● **Aim of the task**:
In the text on quotient-W types below, which principle do Fiore, Pitts, and Steenkamp use to establish the two properties needed for the colimit to yield an initial algebra?
— BEGIN Page —
In this work we isolate two structural properties of quotient systems that explains this distinction: locality and the tighter property of depth-delta. Intuitively, locality measures how deeply one must inspect the inductive structure of terms in order to witness that two elements are equal while depth-delta measures the maximum depth change an equation. In pathological examples, such as tree ordinals, the principle of extensionality quantifies over all ordinals less than a pair of ordinals, unbounded descent into subtrees, forcing the use of global choice principles. By contrast, in examples such as infinite mobiles—infinitely branching trees quotiented by permutation—equality preserves depth and never requires inspecting substructure beyond a fixed finite level. In fact because permutation doesn’t change the subtree relation, we can say that it is in a class of depth-preserving QIT types, along with the classical definition of multi-sets as a QW type over a list.

Our key observation is that this boundedness of inspection depth is exactly what is needed to recover the Fiore–Pitts–Steenkamp construction constructively. We sketch a proof that for QW signatures whose equations are bounded by a fixed ordinal $\alpha$, cocontinuity of the associated polynomial functor can be proved without any appeal to any choice principle. As a consequence, we obtain a fully constructive construction of infinite mobiles as an initial QIT, contrary to previous expectations, which we have formalized in Agda \cite{vezzosi2021-cubical-agda-dependently}.

This leads to our central research question:

Which quotient-W types can be constructed fully constructively, without assuming any form of choice?

We propose bounded locality as a criterion separating constructible QITs from genuinely non-constructive ones, and we develop a framework for expressing and exploiting this boundedness in the construction of initial QW-algebras.

2. Background

We briefly recall the framework of quotient-W types introduced by Fiore, Pitts, and Steenkamp \cite{fiore2022-quotients-inductive-types}. A QW signature consists of:

• A container $\Sigma =S◃P$ \cite{abbott2005-containers}, specifying the shape and positions of a Polynomial Functor whose initial algebra is a W-Type \cite{martinlof1984-intuitionistic}.

• A system of equations $(E,V,l,r)$, where each equation $e:E$ has a set of variables $V(e)$ and left- and right-hand sides given by terms in the free $\Sigma$-algebra over those variables.

From such a signature, Fiore et al. construct a diagram of approximations indexed by a size structure \cite{fiore2022-quotients-inductive-types}. Intuitively, this diagram represents successive stages of the quotient construction, where each stage gives the proofs available within a bounded depth. The desired QW type is obtained as the Colimit of this diagram.

To show that this colimit yields an initial algebra, two key properties are required:

1. The existence of suitable covers for the underlying W-type and the equation contexts.
2. Cocontinuity of the associated polynomial functor, i.e. preservation of the colimit.

Both properties are established in Fiore et al. using the indexed WISC principle \cite{fiore2022-quotients-inductive-types}. In particular, WISC is crucial in proving cocontinuity, which amounts to constructing a isomorphism for the functor $F$ determined by the container $\Sigma$.
— END Page —
— BEGIN Given material —
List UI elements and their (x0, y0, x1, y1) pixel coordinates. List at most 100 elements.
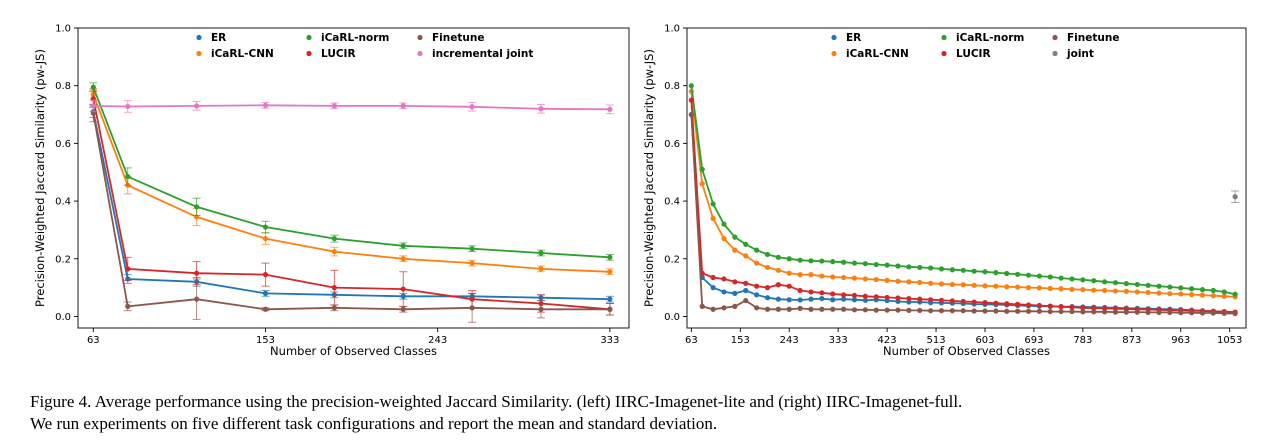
— END Given material —
● **Correct response**:
The indexed WISC principle.